Aim :: Provide only the number of lines in the records below that include "STUDY".

Records from a dataset:
════════
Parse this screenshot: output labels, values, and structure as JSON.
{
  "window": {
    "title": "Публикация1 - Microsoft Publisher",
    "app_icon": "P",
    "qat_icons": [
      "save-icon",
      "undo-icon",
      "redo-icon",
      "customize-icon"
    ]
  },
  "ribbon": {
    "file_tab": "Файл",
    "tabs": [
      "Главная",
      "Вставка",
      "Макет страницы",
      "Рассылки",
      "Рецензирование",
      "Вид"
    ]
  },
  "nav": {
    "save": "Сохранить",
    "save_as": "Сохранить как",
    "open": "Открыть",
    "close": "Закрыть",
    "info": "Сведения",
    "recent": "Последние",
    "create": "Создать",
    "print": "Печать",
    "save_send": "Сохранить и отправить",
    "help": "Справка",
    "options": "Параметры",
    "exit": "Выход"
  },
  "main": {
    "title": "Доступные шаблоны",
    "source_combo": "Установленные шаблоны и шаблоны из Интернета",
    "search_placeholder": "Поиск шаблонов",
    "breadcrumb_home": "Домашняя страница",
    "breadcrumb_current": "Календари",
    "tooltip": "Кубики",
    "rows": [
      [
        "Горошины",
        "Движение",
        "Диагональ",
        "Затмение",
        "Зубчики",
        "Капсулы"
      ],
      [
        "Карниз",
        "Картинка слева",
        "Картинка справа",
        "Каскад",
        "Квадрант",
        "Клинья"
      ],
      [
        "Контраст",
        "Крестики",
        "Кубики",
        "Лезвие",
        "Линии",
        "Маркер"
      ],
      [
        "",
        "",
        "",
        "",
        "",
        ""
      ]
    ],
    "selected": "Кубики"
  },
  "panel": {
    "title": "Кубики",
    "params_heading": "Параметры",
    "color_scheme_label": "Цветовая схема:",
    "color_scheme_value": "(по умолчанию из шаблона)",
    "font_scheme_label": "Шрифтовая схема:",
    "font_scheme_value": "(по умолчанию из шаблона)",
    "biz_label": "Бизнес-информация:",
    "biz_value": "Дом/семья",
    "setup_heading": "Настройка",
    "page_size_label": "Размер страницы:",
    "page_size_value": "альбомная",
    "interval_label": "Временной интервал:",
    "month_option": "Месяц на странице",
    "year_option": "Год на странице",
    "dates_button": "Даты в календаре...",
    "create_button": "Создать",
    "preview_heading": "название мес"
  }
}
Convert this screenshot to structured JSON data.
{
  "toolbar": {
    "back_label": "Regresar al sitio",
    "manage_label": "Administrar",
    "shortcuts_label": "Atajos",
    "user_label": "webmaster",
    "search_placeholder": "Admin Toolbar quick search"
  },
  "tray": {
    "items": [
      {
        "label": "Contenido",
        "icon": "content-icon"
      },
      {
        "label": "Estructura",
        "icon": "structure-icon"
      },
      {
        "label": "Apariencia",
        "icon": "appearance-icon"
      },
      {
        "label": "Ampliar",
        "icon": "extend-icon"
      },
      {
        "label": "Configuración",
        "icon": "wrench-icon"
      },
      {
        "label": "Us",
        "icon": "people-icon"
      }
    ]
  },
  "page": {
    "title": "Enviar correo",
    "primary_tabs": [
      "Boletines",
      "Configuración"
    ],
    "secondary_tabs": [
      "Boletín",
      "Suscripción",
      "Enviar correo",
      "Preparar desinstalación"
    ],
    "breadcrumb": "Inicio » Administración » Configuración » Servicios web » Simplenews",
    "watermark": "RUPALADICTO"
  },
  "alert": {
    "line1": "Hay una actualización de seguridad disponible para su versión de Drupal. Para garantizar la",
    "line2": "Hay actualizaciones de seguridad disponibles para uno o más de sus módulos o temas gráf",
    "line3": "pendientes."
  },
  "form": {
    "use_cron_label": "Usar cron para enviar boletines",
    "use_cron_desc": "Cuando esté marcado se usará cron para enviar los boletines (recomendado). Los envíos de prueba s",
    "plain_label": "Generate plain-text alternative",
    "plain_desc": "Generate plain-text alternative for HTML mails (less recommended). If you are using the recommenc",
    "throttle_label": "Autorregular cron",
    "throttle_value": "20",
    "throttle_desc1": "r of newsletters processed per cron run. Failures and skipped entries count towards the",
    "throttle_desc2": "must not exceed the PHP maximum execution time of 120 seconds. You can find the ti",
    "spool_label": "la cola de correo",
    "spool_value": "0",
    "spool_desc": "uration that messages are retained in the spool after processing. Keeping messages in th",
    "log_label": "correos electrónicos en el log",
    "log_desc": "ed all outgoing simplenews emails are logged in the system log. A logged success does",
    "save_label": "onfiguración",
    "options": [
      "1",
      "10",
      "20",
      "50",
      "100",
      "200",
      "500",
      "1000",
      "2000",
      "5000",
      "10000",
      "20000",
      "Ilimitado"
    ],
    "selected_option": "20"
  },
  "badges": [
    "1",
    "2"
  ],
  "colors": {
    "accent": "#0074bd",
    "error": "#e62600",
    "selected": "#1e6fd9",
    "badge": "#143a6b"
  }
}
════════
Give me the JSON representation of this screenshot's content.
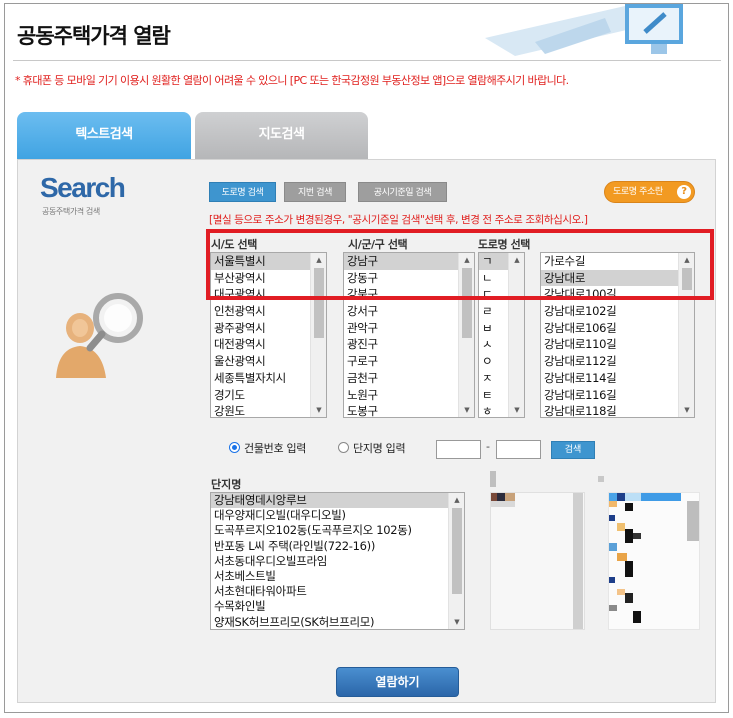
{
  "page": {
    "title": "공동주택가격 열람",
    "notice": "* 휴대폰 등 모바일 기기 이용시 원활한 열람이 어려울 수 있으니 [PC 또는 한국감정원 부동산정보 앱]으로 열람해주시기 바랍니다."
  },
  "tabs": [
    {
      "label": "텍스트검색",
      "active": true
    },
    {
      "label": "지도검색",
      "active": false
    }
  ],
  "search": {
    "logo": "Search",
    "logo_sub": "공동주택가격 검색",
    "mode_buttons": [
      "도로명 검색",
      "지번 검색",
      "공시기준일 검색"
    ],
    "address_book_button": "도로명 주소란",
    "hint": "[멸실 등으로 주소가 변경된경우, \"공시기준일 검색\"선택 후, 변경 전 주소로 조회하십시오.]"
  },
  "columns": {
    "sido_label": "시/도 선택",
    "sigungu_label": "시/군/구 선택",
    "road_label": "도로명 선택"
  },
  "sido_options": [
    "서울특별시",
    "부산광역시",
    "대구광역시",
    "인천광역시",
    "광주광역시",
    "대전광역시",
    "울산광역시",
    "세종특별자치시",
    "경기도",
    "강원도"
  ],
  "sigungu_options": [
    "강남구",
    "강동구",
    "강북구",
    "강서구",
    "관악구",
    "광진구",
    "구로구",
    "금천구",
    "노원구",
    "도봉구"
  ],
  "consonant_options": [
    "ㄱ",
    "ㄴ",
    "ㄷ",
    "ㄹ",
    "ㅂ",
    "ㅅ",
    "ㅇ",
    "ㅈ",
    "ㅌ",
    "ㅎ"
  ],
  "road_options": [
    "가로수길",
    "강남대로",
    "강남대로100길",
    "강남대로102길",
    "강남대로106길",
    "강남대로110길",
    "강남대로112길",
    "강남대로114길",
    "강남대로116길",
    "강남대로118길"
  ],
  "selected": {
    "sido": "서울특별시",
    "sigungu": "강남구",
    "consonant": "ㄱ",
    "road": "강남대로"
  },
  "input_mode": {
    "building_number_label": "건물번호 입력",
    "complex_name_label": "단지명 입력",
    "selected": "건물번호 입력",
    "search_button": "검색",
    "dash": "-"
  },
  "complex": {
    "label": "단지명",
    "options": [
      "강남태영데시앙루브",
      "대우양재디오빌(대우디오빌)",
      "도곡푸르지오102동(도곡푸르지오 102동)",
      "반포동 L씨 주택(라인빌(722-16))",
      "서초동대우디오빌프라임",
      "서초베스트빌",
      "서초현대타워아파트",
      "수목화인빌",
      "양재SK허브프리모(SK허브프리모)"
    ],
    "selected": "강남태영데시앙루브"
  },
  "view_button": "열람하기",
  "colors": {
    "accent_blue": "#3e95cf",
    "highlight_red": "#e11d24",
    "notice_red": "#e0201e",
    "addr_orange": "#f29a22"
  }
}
════════
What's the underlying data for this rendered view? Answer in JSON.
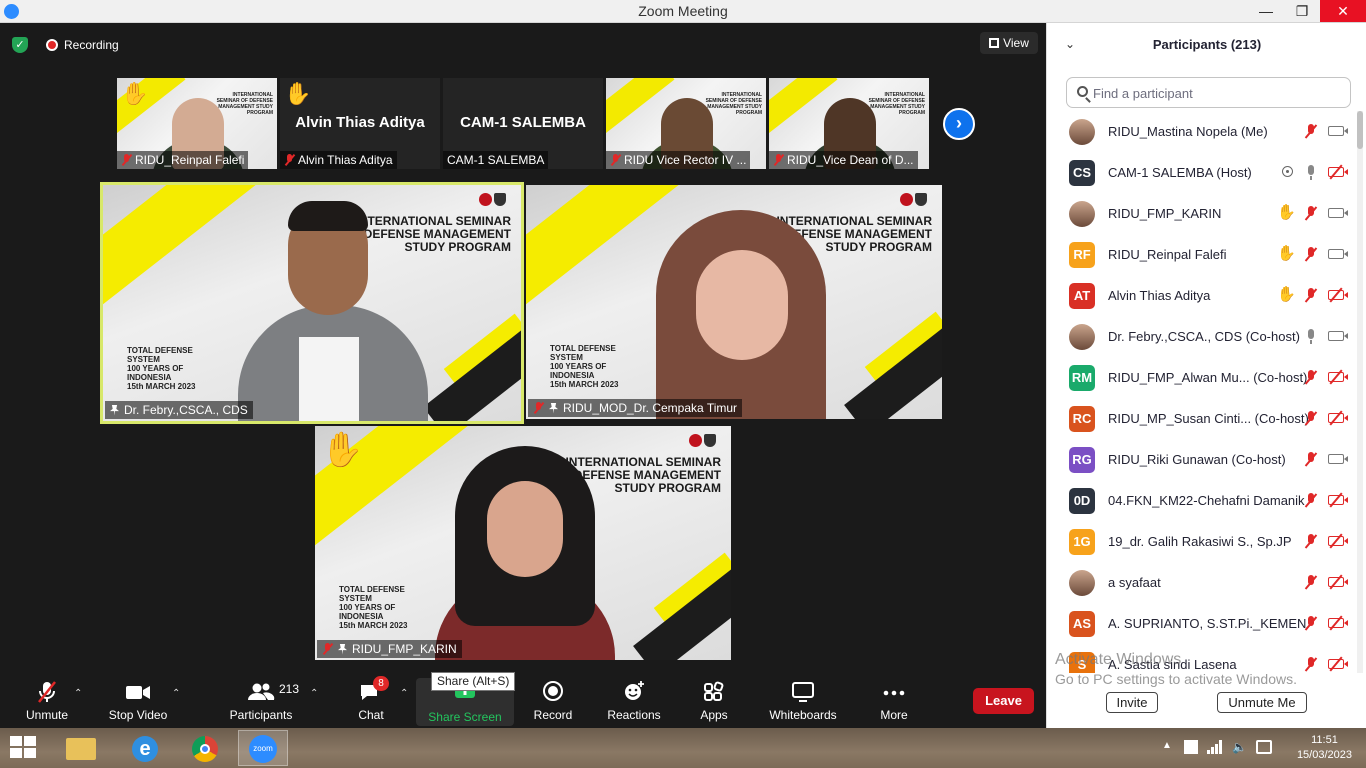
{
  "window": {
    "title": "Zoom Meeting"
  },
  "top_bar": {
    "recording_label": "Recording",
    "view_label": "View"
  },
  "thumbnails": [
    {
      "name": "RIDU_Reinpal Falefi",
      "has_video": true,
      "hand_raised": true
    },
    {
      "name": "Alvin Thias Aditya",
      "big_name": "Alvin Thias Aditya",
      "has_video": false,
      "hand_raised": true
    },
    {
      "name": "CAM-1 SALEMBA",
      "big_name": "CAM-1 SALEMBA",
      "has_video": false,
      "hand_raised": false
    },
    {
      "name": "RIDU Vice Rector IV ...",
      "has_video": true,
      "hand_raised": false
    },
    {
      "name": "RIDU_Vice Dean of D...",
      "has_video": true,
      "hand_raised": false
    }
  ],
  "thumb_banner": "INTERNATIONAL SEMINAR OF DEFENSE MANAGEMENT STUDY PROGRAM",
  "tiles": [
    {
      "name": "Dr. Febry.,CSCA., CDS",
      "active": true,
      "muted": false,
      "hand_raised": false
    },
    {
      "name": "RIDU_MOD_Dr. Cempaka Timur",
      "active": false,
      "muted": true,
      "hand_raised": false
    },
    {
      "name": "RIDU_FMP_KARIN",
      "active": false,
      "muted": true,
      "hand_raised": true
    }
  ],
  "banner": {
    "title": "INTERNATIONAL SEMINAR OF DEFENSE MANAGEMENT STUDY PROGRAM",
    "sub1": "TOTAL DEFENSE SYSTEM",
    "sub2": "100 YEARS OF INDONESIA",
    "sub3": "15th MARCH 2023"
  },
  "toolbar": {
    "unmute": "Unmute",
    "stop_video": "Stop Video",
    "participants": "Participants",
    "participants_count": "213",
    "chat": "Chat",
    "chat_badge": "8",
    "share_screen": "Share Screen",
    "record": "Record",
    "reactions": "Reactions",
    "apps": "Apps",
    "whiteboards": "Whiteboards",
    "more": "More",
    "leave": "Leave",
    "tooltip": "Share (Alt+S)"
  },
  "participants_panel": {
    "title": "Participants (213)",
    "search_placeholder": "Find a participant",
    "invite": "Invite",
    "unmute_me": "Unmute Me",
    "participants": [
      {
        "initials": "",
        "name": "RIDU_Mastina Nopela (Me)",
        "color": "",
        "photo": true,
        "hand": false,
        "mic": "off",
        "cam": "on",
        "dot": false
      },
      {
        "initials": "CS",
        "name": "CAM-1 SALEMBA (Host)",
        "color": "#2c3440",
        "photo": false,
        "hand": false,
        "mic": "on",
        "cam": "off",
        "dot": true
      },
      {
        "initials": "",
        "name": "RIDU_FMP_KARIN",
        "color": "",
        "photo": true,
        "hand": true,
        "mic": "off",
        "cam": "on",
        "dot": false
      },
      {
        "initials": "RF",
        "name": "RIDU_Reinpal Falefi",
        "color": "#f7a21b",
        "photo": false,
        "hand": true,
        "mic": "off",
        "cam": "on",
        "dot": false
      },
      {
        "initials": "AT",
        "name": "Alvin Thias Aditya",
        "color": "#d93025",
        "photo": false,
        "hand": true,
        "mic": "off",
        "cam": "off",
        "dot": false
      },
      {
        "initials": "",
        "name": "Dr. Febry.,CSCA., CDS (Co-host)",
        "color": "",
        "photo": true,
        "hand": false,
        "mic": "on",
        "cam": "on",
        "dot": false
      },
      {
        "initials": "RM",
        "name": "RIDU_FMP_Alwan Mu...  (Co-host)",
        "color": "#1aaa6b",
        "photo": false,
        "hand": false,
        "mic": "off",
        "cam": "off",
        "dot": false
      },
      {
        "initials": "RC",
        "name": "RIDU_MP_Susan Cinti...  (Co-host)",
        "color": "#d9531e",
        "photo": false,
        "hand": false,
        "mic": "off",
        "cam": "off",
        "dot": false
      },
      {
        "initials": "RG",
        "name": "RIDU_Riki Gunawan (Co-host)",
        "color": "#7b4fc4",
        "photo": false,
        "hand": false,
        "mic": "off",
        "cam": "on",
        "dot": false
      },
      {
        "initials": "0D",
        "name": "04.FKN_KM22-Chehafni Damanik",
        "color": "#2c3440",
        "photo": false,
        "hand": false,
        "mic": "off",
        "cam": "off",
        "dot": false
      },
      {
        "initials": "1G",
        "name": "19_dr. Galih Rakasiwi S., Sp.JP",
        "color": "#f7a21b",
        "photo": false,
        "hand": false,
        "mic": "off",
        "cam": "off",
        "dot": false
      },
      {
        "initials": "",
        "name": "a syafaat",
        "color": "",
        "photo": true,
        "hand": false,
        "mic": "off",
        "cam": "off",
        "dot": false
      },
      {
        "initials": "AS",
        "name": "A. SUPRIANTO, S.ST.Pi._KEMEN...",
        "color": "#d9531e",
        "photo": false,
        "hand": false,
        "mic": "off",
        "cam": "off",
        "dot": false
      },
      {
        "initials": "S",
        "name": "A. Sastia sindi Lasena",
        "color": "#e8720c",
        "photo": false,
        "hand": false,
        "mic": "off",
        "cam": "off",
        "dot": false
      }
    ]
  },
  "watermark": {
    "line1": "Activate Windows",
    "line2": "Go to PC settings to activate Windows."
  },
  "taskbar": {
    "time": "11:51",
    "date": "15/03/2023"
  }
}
════════
Solution to this exercise :: 2